------ Exercise materials
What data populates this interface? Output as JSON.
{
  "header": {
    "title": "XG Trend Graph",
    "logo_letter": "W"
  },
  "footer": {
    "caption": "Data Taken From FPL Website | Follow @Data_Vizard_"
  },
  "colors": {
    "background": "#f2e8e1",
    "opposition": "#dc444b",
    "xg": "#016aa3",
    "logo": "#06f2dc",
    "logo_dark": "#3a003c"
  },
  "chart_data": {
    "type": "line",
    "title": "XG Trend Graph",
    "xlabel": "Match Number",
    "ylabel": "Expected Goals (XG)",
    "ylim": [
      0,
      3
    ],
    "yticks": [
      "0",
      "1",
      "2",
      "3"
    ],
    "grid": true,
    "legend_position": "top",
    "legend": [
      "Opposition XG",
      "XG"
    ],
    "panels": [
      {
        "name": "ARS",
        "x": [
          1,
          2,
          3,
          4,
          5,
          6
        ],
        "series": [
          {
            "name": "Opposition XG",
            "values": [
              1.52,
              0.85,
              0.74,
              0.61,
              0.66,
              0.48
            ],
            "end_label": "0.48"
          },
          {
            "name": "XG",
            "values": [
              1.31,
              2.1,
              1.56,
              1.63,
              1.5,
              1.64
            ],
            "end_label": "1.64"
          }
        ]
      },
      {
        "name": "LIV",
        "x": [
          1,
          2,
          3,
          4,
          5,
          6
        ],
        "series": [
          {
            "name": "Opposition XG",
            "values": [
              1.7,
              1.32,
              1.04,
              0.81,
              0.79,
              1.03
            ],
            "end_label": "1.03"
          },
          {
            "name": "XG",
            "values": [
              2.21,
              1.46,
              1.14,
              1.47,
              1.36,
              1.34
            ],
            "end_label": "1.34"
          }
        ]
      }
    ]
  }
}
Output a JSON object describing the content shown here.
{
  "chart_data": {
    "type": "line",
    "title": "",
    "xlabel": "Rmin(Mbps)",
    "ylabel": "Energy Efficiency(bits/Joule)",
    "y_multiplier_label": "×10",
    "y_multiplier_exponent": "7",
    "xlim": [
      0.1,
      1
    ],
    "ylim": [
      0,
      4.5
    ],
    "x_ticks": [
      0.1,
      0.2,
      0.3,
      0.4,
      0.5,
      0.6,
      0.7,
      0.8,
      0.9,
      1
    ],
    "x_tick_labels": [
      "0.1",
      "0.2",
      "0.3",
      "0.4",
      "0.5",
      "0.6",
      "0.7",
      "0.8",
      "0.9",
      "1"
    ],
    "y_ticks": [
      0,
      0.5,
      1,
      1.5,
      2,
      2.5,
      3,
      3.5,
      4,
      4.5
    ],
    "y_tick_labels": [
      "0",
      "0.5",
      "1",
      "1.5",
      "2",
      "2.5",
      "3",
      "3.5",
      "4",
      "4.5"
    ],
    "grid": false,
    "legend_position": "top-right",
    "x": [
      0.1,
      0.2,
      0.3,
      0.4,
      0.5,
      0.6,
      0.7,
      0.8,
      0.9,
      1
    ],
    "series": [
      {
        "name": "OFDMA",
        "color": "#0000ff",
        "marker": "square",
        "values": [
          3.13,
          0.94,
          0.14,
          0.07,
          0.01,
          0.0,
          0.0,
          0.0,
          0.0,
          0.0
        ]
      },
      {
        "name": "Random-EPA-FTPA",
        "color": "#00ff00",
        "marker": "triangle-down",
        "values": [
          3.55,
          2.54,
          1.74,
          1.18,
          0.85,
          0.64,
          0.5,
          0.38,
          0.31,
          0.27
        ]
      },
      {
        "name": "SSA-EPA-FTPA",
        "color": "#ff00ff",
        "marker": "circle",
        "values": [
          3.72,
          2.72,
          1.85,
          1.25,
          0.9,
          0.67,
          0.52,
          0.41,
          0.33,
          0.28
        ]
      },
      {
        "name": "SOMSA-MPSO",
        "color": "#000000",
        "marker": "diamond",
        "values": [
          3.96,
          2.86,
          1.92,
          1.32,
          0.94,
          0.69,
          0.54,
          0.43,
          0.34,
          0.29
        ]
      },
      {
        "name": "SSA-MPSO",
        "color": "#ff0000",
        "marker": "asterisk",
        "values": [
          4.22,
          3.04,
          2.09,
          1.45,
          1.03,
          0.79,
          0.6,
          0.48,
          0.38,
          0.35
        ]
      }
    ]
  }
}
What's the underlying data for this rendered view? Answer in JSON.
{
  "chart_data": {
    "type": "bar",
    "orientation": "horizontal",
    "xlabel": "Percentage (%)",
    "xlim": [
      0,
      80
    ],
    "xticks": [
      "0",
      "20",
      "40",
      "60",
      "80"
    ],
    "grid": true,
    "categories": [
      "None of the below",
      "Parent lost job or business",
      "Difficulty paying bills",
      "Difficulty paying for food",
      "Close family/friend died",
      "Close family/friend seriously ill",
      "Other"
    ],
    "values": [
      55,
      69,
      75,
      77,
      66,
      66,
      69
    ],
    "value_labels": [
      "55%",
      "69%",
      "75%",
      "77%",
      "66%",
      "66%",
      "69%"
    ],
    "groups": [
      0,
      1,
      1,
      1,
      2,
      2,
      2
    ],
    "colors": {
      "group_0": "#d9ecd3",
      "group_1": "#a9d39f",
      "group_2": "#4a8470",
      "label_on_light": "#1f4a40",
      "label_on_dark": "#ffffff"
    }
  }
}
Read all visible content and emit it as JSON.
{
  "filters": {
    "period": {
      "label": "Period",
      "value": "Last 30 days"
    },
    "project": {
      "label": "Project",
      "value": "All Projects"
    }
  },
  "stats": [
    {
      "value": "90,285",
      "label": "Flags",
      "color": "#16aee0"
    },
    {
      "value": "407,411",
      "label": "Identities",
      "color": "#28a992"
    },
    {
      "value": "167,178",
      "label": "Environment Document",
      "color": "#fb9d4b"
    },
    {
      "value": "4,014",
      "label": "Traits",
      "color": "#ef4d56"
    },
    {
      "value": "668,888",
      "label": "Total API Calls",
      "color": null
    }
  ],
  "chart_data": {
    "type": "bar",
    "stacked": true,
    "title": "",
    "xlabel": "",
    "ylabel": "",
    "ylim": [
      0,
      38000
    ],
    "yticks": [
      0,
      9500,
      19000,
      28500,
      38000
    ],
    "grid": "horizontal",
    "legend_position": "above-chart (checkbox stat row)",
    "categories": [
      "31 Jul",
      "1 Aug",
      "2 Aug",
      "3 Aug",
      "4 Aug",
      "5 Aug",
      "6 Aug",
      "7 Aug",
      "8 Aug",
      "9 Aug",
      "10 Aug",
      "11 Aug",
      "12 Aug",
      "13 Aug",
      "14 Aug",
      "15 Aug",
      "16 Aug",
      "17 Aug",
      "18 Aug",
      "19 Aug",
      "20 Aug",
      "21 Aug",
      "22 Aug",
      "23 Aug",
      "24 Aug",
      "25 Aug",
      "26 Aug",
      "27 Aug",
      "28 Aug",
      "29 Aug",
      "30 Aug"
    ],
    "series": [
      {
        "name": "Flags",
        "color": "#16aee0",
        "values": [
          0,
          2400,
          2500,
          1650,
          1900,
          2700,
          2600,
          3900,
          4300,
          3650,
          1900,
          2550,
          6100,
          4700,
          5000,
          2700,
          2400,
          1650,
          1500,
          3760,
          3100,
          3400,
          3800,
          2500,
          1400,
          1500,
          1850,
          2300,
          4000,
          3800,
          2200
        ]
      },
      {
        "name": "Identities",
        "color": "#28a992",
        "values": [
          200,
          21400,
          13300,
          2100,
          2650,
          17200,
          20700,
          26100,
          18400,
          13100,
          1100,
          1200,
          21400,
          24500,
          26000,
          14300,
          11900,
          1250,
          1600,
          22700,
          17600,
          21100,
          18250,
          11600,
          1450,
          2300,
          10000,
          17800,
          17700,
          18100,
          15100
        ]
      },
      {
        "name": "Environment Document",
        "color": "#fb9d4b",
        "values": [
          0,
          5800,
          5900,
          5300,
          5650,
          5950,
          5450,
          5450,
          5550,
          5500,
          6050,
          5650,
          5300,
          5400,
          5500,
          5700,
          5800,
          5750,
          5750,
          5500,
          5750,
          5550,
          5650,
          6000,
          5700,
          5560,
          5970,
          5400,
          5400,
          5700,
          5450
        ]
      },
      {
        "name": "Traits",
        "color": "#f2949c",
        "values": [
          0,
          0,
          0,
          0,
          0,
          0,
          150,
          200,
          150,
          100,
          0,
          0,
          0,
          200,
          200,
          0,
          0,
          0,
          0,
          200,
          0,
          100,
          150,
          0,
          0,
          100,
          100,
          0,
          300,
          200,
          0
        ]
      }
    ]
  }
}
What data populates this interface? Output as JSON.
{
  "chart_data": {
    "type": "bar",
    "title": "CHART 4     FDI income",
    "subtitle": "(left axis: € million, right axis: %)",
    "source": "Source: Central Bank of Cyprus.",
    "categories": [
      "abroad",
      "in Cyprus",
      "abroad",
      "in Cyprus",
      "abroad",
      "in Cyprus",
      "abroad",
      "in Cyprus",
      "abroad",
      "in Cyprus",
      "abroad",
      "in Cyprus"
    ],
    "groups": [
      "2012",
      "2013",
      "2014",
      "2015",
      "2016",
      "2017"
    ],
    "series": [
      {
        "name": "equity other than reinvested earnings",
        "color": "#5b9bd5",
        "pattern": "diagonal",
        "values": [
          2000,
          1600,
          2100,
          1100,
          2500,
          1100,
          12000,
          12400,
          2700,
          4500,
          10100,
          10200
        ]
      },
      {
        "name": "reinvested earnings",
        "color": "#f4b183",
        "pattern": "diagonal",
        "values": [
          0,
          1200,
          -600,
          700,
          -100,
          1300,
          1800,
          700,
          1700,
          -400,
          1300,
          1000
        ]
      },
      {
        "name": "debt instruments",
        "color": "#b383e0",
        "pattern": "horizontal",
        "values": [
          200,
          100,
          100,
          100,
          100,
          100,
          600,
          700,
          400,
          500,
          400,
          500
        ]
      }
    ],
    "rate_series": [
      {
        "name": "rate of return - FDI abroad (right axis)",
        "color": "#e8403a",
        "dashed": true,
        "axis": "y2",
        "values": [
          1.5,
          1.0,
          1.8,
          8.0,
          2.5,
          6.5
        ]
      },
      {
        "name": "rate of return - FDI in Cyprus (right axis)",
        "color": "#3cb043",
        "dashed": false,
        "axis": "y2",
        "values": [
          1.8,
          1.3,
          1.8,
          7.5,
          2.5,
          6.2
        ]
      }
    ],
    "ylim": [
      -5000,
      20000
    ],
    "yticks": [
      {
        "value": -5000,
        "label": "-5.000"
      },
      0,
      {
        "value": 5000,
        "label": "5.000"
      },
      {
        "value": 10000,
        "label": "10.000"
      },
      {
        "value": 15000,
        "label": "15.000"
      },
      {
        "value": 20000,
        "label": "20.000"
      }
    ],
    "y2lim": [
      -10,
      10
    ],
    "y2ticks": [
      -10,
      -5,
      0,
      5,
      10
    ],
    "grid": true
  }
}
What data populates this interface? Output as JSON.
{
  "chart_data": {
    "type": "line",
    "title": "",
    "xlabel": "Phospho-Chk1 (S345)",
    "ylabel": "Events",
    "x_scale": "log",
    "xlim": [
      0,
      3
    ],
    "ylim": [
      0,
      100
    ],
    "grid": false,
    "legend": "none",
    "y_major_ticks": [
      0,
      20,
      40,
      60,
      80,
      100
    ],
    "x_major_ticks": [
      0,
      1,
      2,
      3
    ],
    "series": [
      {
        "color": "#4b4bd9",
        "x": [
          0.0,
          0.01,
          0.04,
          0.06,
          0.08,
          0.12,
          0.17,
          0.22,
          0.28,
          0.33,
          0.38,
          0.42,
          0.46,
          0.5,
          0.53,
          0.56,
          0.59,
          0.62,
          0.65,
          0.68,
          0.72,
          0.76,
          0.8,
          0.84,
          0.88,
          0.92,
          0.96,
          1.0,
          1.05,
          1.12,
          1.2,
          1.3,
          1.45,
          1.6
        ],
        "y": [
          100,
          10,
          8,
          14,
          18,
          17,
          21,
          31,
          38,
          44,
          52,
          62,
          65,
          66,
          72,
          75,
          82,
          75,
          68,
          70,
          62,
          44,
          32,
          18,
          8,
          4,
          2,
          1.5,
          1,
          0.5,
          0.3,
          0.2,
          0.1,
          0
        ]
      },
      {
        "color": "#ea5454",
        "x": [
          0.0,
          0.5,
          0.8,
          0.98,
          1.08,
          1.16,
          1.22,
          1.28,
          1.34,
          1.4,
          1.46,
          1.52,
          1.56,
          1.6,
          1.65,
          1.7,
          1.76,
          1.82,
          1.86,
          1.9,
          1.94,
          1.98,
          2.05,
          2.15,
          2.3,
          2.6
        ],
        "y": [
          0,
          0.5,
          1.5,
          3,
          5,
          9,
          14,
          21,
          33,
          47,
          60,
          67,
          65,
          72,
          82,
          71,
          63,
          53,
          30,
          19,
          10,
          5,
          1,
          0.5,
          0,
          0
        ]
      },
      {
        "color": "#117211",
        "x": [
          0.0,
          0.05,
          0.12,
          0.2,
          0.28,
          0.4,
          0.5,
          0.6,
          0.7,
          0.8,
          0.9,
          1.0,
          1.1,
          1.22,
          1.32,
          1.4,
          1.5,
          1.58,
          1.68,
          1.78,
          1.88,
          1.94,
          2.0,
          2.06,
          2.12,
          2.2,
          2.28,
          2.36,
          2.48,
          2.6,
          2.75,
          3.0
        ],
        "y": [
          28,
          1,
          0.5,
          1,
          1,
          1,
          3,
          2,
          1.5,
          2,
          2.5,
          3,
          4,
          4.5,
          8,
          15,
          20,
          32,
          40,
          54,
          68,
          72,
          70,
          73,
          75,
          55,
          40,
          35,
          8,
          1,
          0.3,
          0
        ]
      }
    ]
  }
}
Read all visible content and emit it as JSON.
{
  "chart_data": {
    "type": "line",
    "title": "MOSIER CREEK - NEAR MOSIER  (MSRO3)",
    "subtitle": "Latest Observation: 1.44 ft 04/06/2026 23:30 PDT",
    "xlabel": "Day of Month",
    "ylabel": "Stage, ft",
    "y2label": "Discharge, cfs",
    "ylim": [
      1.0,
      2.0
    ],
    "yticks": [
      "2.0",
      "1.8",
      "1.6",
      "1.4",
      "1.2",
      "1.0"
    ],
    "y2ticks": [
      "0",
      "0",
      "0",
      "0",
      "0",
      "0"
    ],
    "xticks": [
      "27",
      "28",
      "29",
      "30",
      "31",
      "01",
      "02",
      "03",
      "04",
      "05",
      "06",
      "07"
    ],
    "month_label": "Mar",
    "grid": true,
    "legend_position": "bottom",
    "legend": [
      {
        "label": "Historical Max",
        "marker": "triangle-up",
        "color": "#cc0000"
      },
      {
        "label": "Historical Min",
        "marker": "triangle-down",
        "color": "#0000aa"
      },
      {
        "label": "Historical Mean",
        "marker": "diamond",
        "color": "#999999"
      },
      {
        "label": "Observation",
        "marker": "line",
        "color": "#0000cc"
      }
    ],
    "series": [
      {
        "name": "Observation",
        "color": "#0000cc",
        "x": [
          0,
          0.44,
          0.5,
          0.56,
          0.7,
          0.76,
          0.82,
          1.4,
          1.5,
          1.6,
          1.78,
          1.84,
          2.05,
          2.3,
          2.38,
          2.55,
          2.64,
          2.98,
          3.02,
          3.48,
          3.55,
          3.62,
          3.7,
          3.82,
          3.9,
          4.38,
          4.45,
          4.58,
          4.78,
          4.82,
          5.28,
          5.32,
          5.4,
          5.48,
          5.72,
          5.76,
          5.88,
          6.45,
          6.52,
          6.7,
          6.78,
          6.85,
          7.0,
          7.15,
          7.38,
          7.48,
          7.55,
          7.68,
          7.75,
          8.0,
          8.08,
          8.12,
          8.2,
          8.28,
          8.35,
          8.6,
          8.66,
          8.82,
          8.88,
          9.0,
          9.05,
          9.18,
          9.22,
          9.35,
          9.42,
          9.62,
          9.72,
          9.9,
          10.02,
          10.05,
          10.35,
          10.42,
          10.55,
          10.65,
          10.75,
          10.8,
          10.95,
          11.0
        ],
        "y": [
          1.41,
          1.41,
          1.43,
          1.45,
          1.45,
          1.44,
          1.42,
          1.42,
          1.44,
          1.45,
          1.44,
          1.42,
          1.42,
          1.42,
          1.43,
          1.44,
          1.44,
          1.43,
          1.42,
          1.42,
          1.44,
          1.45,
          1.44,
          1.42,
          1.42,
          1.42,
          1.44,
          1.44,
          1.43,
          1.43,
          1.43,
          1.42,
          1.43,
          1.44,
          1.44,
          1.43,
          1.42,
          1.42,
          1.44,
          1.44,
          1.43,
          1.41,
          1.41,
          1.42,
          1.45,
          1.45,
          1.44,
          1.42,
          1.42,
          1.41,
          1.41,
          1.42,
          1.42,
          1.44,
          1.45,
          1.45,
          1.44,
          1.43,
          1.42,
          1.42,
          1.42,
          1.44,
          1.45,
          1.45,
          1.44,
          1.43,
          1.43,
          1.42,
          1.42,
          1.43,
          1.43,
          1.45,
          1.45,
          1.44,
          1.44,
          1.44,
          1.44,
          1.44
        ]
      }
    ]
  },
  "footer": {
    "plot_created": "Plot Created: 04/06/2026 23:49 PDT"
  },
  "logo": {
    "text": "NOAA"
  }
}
------------
> **Aim of the task**
Return all the lines that contain the string "Observation".

> **Result of the exercise**
    "subtitle": "Latest Observation: 1.44 ft 04/06/2026 23:30 PDT",
        "label": "Observation",
        "name": "Observation",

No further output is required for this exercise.